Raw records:
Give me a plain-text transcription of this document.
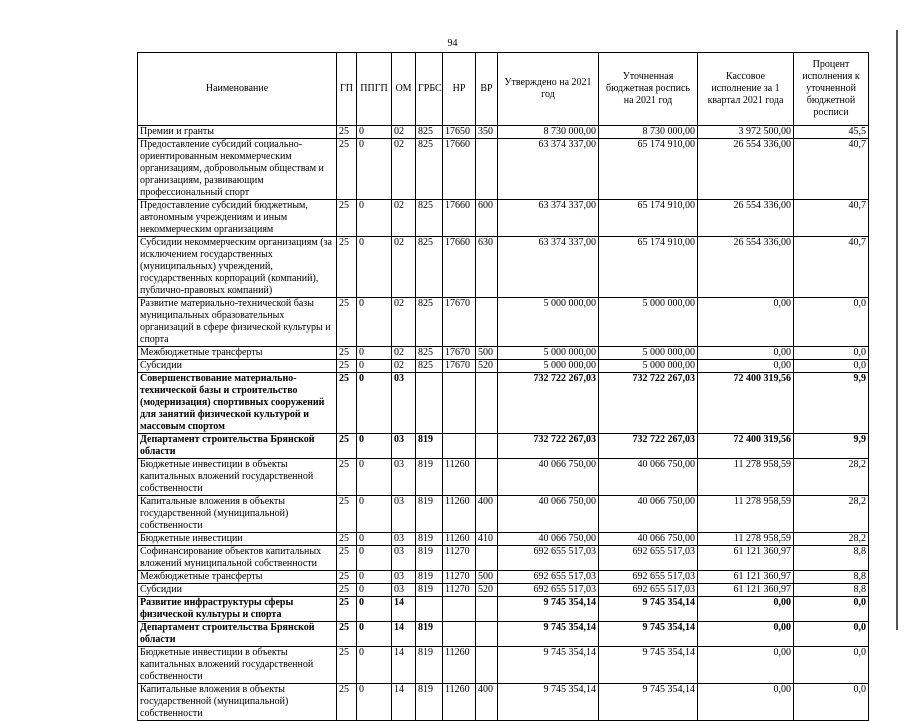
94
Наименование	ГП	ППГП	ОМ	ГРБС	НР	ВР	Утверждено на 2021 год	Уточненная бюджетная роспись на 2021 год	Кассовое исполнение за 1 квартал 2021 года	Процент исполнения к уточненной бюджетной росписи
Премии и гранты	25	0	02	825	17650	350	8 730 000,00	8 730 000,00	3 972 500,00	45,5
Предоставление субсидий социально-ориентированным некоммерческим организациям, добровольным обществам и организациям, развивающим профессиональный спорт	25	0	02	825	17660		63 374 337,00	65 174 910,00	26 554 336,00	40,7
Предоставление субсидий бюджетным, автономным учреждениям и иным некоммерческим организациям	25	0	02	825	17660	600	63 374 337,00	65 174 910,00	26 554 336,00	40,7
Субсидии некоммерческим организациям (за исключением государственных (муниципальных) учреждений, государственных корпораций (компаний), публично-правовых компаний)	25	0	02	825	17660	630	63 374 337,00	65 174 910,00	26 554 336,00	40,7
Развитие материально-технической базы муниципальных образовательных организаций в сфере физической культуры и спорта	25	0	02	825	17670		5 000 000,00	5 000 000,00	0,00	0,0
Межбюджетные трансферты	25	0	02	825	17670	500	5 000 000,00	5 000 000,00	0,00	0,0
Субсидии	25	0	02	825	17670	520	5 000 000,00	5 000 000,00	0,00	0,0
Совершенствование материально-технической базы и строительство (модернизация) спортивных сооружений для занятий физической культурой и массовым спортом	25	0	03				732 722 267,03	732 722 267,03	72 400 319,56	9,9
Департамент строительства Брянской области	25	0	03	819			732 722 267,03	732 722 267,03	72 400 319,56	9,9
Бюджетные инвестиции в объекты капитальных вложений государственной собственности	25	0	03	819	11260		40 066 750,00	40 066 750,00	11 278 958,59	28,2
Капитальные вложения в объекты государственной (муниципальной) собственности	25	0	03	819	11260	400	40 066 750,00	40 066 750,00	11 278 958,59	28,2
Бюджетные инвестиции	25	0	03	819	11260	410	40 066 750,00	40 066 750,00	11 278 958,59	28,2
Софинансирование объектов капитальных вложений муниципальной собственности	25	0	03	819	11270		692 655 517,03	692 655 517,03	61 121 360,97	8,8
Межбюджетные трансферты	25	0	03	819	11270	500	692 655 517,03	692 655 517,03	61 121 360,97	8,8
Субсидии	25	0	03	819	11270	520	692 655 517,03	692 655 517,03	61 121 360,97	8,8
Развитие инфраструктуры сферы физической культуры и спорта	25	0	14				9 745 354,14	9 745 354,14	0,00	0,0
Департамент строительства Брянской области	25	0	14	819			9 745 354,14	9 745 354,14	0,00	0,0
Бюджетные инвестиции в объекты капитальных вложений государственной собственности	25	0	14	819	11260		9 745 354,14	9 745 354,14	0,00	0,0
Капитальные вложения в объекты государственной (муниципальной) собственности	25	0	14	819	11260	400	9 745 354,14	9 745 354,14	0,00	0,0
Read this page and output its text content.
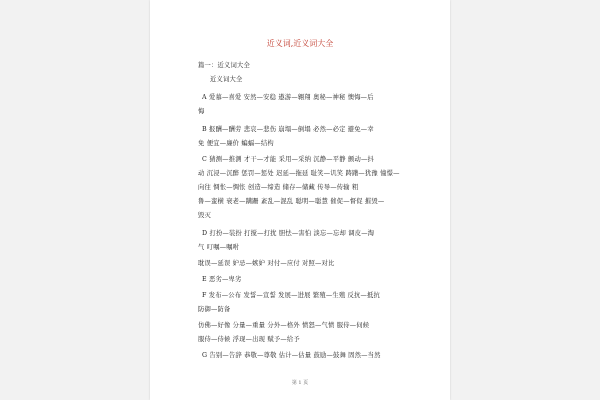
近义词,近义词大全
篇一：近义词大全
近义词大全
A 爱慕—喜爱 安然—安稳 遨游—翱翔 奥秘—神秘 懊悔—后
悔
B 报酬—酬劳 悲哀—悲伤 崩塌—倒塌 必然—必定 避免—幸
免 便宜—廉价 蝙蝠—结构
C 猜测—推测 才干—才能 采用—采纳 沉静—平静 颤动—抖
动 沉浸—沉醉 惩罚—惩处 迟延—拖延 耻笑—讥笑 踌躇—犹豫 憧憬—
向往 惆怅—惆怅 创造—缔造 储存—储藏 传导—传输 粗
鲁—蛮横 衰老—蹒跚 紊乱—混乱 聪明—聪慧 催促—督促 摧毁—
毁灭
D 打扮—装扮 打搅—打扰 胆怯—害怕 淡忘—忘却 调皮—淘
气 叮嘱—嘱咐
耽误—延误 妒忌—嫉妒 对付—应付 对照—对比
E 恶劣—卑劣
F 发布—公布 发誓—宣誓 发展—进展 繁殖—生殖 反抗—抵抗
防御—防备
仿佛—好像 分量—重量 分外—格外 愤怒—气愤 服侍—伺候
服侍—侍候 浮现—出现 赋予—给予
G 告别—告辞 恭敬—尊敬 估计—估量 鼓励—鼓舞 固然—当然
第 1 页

§ **Direction**
Reproduce exactly, and only, the lines from the one containing "Read this page and output its text content." through the last line of the records above, both included, leaving out any pictures.

§ **Output for this exercise**
Read this page and output its text content.
近义词,近义词大全
篇一：近义词大全
近义词大全
A 爱慕—喜爱 安然—安稳 遨游—翱翔 奥秘—神秘 懊悔—后
悔
B 报酬—酬劳 悲哀—悲伤 崩塌—倒塌 必然—必定 避免—幸
免 便宜—廉价 蝙蝠—结构
C 猜测—推测 才干—才能 采用—采纳 沉静—平静 颤动—抖
动 沉浸—沉醉 惩罚—惩处 迟延—拖延 耻笑—讥笑 踌躇—犹豫 憧憬—
向往 惆怅—惆怅 创造—缔造 储存—储藏 传导—传输 粗
鲁—蛮横 衰老—蹒跚 紊乱—混乱 聪明—聪慧 催促—督促 摧毁—
毁灭
D 打扮—装扮 打搅—打扰 胆怯—害怕 淡忘—忘却 调皮—淘
气 叮嘱—嘱咐
耽误—延误 妒忌—嫉妒 对付—应付 对照—对比
E 恶劣—卑劣
F 发布—公布 发誓—宣誓 发展—进展 繁殖—生殖 反抗—抵抗
防御—防备
仿佛—好像 分量—重量 分外—格外 愤怒—气愤 服侍—伺候
服侍—侍候 浮现—出现 赋予—给予
G 告别—告辞 恭敬—尊敬 估计—估量 鼓励—鼓舞 固然—当然
第 1 页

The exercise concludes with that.